-- start Dataset rows --

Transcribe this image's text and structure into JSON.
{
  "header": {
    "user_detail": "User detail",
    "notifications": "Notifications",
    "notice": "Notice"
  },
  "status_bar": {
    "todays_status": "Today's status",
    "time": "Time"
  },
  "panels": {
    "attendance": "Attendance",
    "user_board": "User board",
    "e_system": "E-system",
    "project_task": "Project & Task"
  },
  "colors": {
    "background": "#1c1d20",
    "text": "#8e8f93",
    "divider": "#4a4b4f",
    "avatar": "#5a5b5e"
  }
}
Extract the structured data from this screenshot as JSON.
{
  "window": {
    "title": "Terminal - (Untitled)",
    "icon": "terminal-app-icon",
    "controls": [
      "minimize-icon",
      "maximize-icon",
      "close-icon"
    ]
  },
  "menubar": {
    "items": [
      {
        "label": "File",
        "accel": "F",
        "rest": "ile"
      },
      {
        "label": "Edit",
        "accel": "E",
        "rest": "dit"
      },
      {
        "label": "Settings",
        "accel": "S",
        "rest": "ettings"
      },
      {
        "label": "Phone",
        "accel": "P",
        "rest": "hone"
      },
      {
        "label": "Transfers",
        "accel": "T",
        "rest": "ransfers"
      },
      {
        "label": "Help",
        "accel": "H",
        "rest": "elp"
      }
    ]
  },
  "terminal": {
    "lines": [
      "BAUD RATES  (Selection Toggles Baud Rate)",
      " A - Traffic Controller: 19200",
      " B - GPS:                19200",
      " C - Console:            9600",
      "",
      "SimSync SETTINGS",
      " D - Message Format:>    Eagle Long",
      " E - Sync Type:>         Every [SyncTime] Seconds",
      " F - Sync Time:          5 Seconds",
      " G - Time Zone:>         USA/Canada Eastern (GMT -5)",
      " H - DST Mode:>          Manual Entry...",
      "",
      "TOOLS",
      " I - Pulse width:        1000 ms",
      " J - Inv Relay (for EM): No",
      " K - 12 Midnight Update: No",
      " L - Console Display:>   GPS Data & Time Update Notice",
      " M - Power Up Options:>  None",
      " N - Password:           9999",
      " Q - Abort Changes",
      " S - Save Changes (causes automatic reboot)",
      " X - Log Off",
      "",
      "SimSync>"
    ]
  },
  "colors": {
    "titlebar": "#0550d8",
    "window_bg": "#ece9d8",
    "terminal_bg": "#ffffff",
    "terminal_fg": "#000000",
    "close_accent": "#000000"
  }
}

-- end Dataset rows --

**Exercise description**
Copy every line above that holds the word "Seconds".

**Response to this task**
      " E - Sync Type:>         Every [SyncTime] Seconds",
      " F - Sync Time:          5 Seconds",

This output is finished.